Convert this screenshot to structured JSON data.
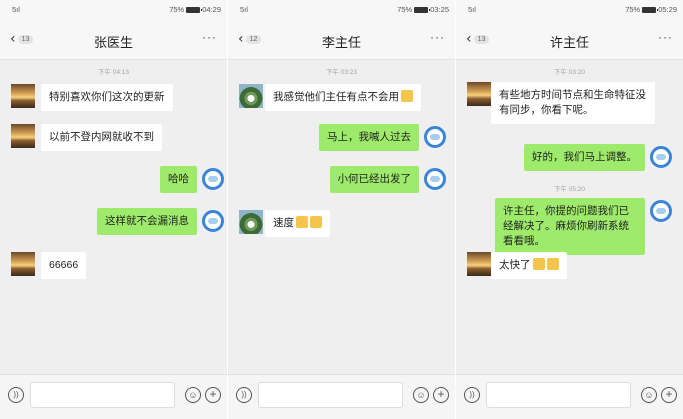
{
  "colors": {
    "outgoing_bubble": "#9eea6a",
    "incoming_bubble": "#ffffff",
    "chat_bg": "#efefef",
    "avatar_ring": "#3a86d6"
  },
  "icons": {
    "back": "chevron-left-icon",
    "more": "more-icon",
    "voice": "voice-icon",
    "emoji": "emoji-icon",
    "plus": "plus-icon"
  },
  "chats": [
    {
      "status": {
        "signal": "5ıl",
        "battery_pct": "75%",
        "time": "04:29"
      },
      "back_count": "13",
      "title": "张医生",
      "more": "···",
      "timestamp": "下午 04:13",
      "messages": [
        {
          "side": "in",
          "text": "特别喜欢你们这次的更新"
        },
        {
          "side": "in",
          "text": "以前不登内网就收不到"
        },
        {
          "side": "out",
          "text": "哈哈"
        },
        {
          "side": "out",
          "text": "这样就不会漏消息"
        },
        {
          "side": "in",
          "text": "66666"
        }
      ]
    },
    {
      "status": {
        "signal": "5ıl",
        "battery_pct": "75%",
        "time": "03:25"
      },
      "back_count": "12",
      "title": "李主任",
      "more": "···",
      "timestamp": "下午 03:23",
      "messages": [
        {
          "side": "in",
          "text": "我感觉他们主任有点不会用"
        },
        {
          "side": "out",
          "text": "马上，我喊人过去"
        },
        {
          "side": "out",
          "text": "小何已经出发了"
        },
        {
          "side": "in",
          "text": "速度"
        }
      ]
    },
    {
      "status": {
        "signal": "5ıl",
        "battery_pct": "75%",
        "time": "05:29"
      },
      "back_count": "13",
      "title": "许主任",
      "more": "···",
      "timestamp": "下午 03:20",
      "timestamp2": "下午 05:20",
      "messages": [
        {
          "side": "in",
          "text": "有些地方时间节点和生命特征没有同步，你看下呢。"
        },
        {
          "side": "out",
          "text": "好的，我们马上调整。"
        },
        {
          "side": "out",
          "text": "许主任，你提的问题我们已经解决了。麻烦你刷新系统看看哦。"
        },
        {
          "side": "in",
          "text": "太快了"
        }
      ]
    }
  ]
}
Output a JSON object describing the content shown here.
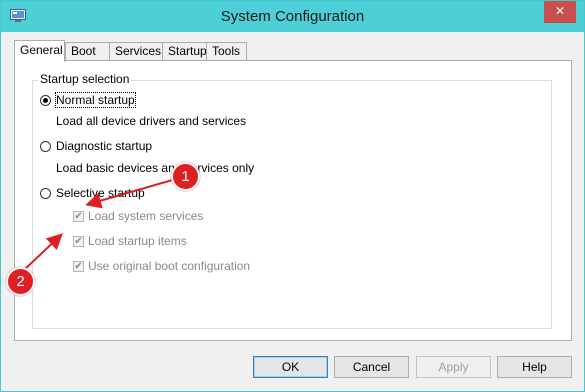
{
  "window": {
    "title": "System Configuration",
    "close_glyph": "✕",
    "titlebar_color": "#4ccfd6",
    "close_color": "#c7504c"
  },
  "tabs": [
    {
      "label": "General",
      "active": true
    },
    {
      "label": "Boot",
      "active": false
    },
    {
      "label": "Services",
      "active": false
    },
    {
      "label": "Startup",
      "active": false
    },
    {
      "label": "Tools",
      "active": false
    }
  ],
  "startup_selection": {
    "legend": "Startup selection",
    "normal": {
      "label": "Normal startup",
      "description": "Load all device drivers and services",
      "checked": true
    },
    "diagnostic": {
      "label": "Diagnostic startup",
      "description": "Load basic devices and services only",
      "checked": false
    },
    "selective": {
      "label": "Selective startup",
      "checked": false
    },
    "options": [
      {
        "label": "Load system services",
        "checked": true,
        "enabled": false
      },
      {
        "label": "Load startup items",
        "checked": true,
        "enabled": false
      },
      {
        "label": "Use original boot configuration",
        "checked": true,
        "enabled": false
      }
    ]
  },
  "buttons": {
    "ok": "OK",
    "cancel": "Cancel",
    "apply": "Apply",
    "help": "Help"
  },
  "annotations": [
    {
      "number": "1",
      "color": "#e01f25"
    },
    {
      "number": "2",
      "color": "#e01f25"
    }
  ],
  "icons": {
    "app": "system-config-app-icon",
    "check": "✔"
  }
}
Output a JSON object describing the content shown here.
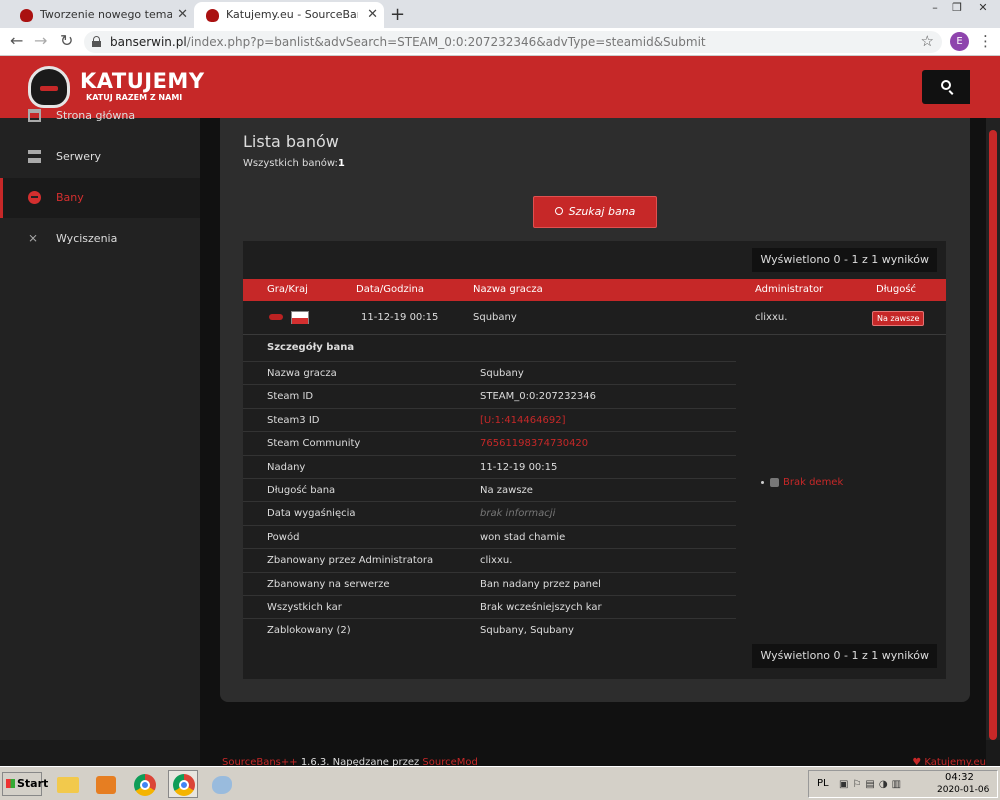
{
  "browser": {
    "tabs": [
      {
        "title": "Tworzenie nowego tematu - Katujemy"
      },
      {
        "title": "Katujemy.eu - SourceBans"
      }
    ],
    "new_tab": "+",
    "url_host": "banserwin.pl",
    "url_path": "/index.php?p=banlist&advSearch=STEAM_0:0:207232346&advType=steamid&Submit",
    "profile_initial": "E",
    "window_controls": {
      "minimize": "–",
      "restore": "❐",
      "close": "✕"
    }
  },
  "site": {
    "logo_title": "KATUJEMY",
    "logo_subtitle": "KATUJ RAZEM Z NAMI",
    "brand_color": "#c62828"
  },
  "sidebar": {
    "items": [
      {
        "label": "Strona główna",
        "icon": "home-icon"
      },
      {
        "label": "Serwery",
        "icon": "server-icon"
      },
      {
        "label": "Bany",
        "icon": "ban-icon",
        "active": true
      },
      {
        "label": "Wyciszenia",
        "icon": "mute-icon"
      }
    ]
  },
  "main": {
    "title": "Lista banów",
    "count_label": "Wszystkich banów:",
    "count_value": "1",
    "search_button": "Szukaj bana",
    "showing": "Wyświetlono 0 - 1 z 1 wyników",
    "table": {
      "headers": [
        "Gra/Kraj",
        "Data/Godzina",
        "Nazwa gracza",
        "Administrator",
        "Długość"
      ],
      "row": {
        "date": "11-12-19 00:15",
        "player": "Squbany",
        "admin": "clixxu.",
        "length": "Na zawsze"
      }
    },
    "details": {
      "title": "Szczegóły bana",
      "rows": [
        {
          "label": "Nazwa gracza",
          "value": "Squbany"
        },
        {
          "label": "Steam ID",
          "value": "STEAM_0:0:207232346"
        },
        {
          "label": "Steam3 ID",
          "value": "[U:1:414464692]"
        },
        {
          "label": "Steam Community",
          "value": "76561198374730420"
        },
        {
          "label": "Nadany",
          "value": "11-12-19 00:15"
        },
        {
          "label": "Długość bana",
          "value": "Na zawsze"
        },
        {
          "label": "Data wygaśnięcia",
          "value": "brak informacji"
        },
        {
          "label": "Powód",
          "value": "won stad chamie"
        },
        {
          "label": "Zbanowany przez Administratora",
          "value": "clixxu."
        },
        {
          "label": "Zbanowany na serwerze",
          "value": "Ban nadany przez panel"
        },
        {
          "label": "Wszystkich kar",
          "value": "Brak wcześniejszych kar"
        },
        {
          "label": "Zablokowany (2)",
          "value": "Squbany, Squbany"
        }
      ],
      "demos": "Brak demek"
    }
  },
  "footer": {
    "left_link": "SourceBans++",
    "version_text": " 1.6.3. Napędzane przez ",
    "sourcemod": "SourceMod",
    "right": "♥ Katujemy.eu"
  },
  "taskbar": {
    "start": "Start",
    "lang": "PL",
    "time": "04:32",
    "date": "2020-01-06"
  }
}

========================

_WHAT TO PRODUCE_
Leave every image out, and retype the material exactly.

_TASK RESPONSE_
Convert this screenshot to structured JSON data.
{
  "colors": {
    "outgoing_bubble": "#9eea6a",
    "incoming_bubble": "#ffffff",
    "chat_bg": "#efefef",
    "avatar_ring": "#3a86d6"
  },
  "icons": {
    "back": "chevron-left-icon",
    "more": "more-icon",
    "voice": "voice-icon",
    "emoji": "emoji-icon",
    "plus": "plus-icon"
  },
  "chats": [
    {
      "status": {
        "signal": "5ıl",
        "battery_pct": "75%",
        "time": "04:29"
      },
      "back_count": "13",
      "title": "张医生",
      "more": "···",
      "timestamp": "下午 04:13",
      "messages": [
        {
          "side": "in",
          "text": "特别喜欢你们这次的更新"
        },
        {
          "side": "in",
          "text": "以前不登内网就收不到"
        },
        {
          "side": "out",
          "text": "哈哈"
        },
        {
          "side": "out",
          "text": "这样就不会漏消息"
        },
        {
          "side": "in",
          "text": "66666"
        }
      ]
    },
    {
      "status": {
        "signal": "5ıl",
        "battery_pct": "75%",
        "time": "03:25"
      },
      "back_count": "12",
      "title": "李主任",
      "more": "···",
      "timestamp": "下午 03:23",
      "messages": [
        {
          "side": "in",
          "text": "我感觉他们主任有点不会用"
        },
        {
          "side": "out",
          "text": "马上，我喊人过去"
        },
        {
          "side": "out",
          "text": "小何已经出发了"
        },
        {
          "side": "in",
          "text": "速度"
        }
      ]
    },
    {
      "status": {
        "signal": "5ıl",
        "battery_pct": "75%",
        "time": "05:29"
      },
      "back_count": "13",
      "title": "许主任",
      "more": "···",
      "timestamp": "下午 03:20",
      "timestamp2": "下午 05:20",
      "messages": [
        {
          "side": "in",
          "text": "有些地方时间节点和生命特征没有同步，你看下呢。"
        },
        {
          "side": "out",
          "text": "好的，我们马上调整。"
        },
        {
          "side": "out",
          "text": "许主任，你提的问题我们已经解决了。麻烦你刷新系统看看哦。"
        },
        {
          "side": "in",
          "text": "太快了"
        }
      ]
    }
  ]
}
Output a JSON object describing the content shown here.
{
  "window": {
    "title": "System Configuration",
    "close_glyph": "✕",
    "titlebar_color": "#4ccfd6",
    "close_color": "#c7504c"
  },
  "tabs": [
    {
      "label": "General",
      "active": true
    },
    {
      "label": "Boot",
      "active": false
    },
    {
      "label": "Services",
      "active": false
    },
    {
      "label": "Startup",
      "active": false
    },
    {
      "label": "Tools",
      "active": false
    }
  ],
  "startup_selection": {
    "legend": "Startup selection",
    "normal": {
      "label": "Normal startup",
      "description": "Load all device drivers and services",
      "checked": true
    },
    "diagnostic": {
      "label": "Diagnostic startup",
      "description": "Load basic devices and services only",
      "checked": false
    },
    "selective": {
      "label": "Selective startup",
      "checked": false
    },
    "options": [
      {
        "label": "Load system services",
        "checked": true,
        "enabled": false
      },
      {
        "label": "Load startup items",
        "checked": true,
        "enabled": false
      },
      {
        "label": "Use original boot configuration",
        "checked": true,
        "enabled": false
      }
    ]
  },
  "buttons": {
    "ok": "OK",
    "cancel": "Cancel",
    "apply": "Apply",
    "help": "Help"
  },
  "annotations": [
    {
      "number": "1",
      "color": "#e01f25"
    },
    {
      "number": "2",
      "color": "#e01f25"
    }
  ],
  "icons": {
    "app": "system-config-app-icon",
    "check": "✔"
  }
}
Output a JSON object describing the content shown here.
{
  "browser": {
    "tabs": [
      {
        "title": "Tworzenie nowego tematu - Katujemy"
      },
      {
        "title": "Katujemy.eu - SourceBans"
      }
    ],
    "new_tab": "+",
    "url_host": "banserwin.pl",
    "url_path": "/index.php?p=banlist&advSearch=STEAM_0:0:207232346&advType=steamid&Submit",
    "profile_initial": "E",
    "window_controls": {
      "minimize": "–",
      "restore": "❐",
      "close": "✕"
    }
  },
  "site": {
    "logo_title": "KATUJEMY",
    "logo_subtitle": "KATUJ RAZEM Z NAMI",
    "brand_color": "#c62828"
  },
  "sidebar": {
    "items": [
      {
        "label": "Strona główna",
        "icon": "home-icon"
      },
      {
        "label": "Serwery",
        "icon": "server-icon"
      },
      {
        "label": "Bany",
        "icon": "ban-icon",
        "active": true
      },
      {
        "label": "Wyciszenia",
        "icon": "mute-icon"
      }
    ]
  },
  "main": {
    "title": "Lista banów",
    "count_label": "Wszystkich banów:",
    "count_value": "1",
    "search_button": "Szukaj bana",
    "showing": "Wyświetlono 0 - 1 z 1 wyników",
    "table": {
      "headers": [
        "Gra/Kraj",
        "Data/Godzina",
        "Nazwa gracza",
        "Administrator",
        "Długość"
      ],
      "row": {
        "date": "11-12-19 00:15",
        "player": "Squbany",
        "admin": "clixxu.",
        "length": "Na zawsze"
      }
    },
    "details": {
      "title": "Szczegóły bana",
      "rows": [
        {
          "label": "Nazwa gracza",
          "value": "Squbany"
        },
        {
          "label": "Steam ID",
          "value": "STEAM_0:0:207232346"
        },
        {
          "label": "Steam3 ID",
          "value": "[U:1:414464692]"
        },
        {
          "label": "Steam Community",
          "value": "76561198374730420"
        },
        {
          "label": "Nadany",
          "value": "11-12-19 00:15"
        },
        {
          "label": "Długość bana",
          "value": "Na zawsze"
        },
        {
          "label": "Data wygaśnięcia",
          "value": "brak informacji"
        },
        {
          "label": "Powód",
          "value": "won stad chamie"
        },
        {
          "label": "Zbanowany przez Administratora",
          "value": "clixxu."
        },
        {
          "label": "Zbanowany na serwerze",
          "value": "Ban nadany przez panel"
        },
        {
          "label": "Wszystkich kar",
          "value": "Brak wcześniejszych kar"
        },
        {
          "label": "Zablokowany (2)",
          "value": "Squbany, Squbany"
        }
      ],
      "demos": "Brak demek"
    }
  },
  "footer": {
    "left_link": "SourceBans++",
    "version_text": " 1.6.3. Napędzane przez ",
    "sourcemod": "SourceMod",
    "right": "♥ Katujemy.eu"
  },
  "taskbar": {
    "start": "Start",
    "lang": "PL",
    "time": "04:32",
    "date": "2020-01-06"
  }
}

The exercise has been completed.